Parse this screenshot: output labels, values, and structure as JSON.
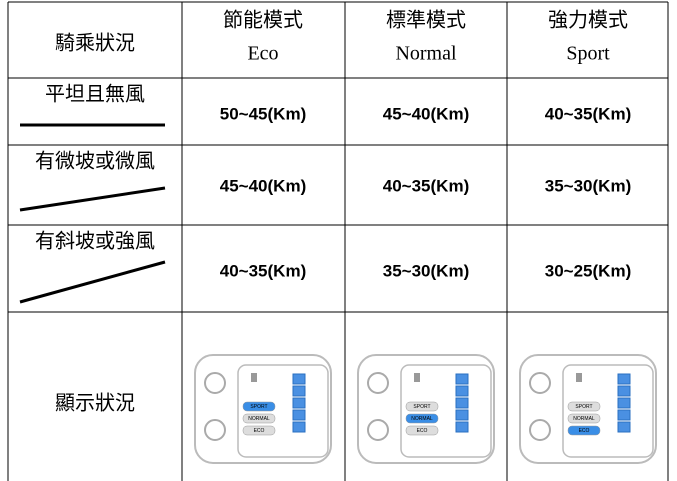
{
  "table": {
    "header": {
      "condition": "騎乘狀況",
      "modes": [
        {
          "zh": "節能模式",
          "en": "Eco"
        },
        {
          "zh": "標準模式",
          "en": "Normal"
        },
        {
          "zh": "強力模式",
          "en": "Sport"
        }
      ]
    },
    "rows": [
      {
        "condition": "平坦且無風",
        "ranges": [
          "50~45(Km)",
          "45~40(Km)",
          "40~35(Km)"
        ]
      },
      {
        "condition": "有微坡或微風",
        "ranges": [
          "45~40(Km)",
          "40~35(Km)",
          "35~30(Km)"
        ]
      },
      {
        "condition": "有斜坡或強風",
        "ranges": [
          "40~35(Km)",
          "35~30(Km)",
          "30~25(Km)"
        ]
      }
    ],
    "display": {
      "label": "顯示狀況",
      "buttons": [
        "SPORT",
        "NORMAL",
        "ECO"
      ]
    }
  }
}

:::::

Restate every record exactly, please; do not copy the pictures.

Parse this screenshot: output labels, values, and structure as JSON.
{
  "table": {
    "header": {
      "condition": "騎乘狀況",
      "modes": [
        {
          "zh": "節能模式",
          "en": "Eco"
        },
        {
          "zh": "標準模式",
          "en": "Normal"
        },
        {
          "zh": "強力模式",
          "en": "Sport"
        }
      ]
    },
    "rows": [
      {
        "condition": "平坦且無風",
        "ranges": [
          "50~45(Km)",
          "45~40(Km)",
          "40~35(Km)"
        ]
      },
      {
        "condition": "有微坡或微風",
        "ranges": [
          "45~40(Km)",
          "40~35(Km)",
          "35~30(Km)"
        ]
      },
      {
        "condition": "有斜坡或強風",
        "ranges": [
          "40~35(Km)",
          "35~30(Km)",
          "30~25(Km)"
        ]
      }
    ],
    "display": {
      "label": "顯示狀況",
      "buttons": [
        "SPORT",
        "NORMAL",
        "ECO"
      ]
    }
  }
}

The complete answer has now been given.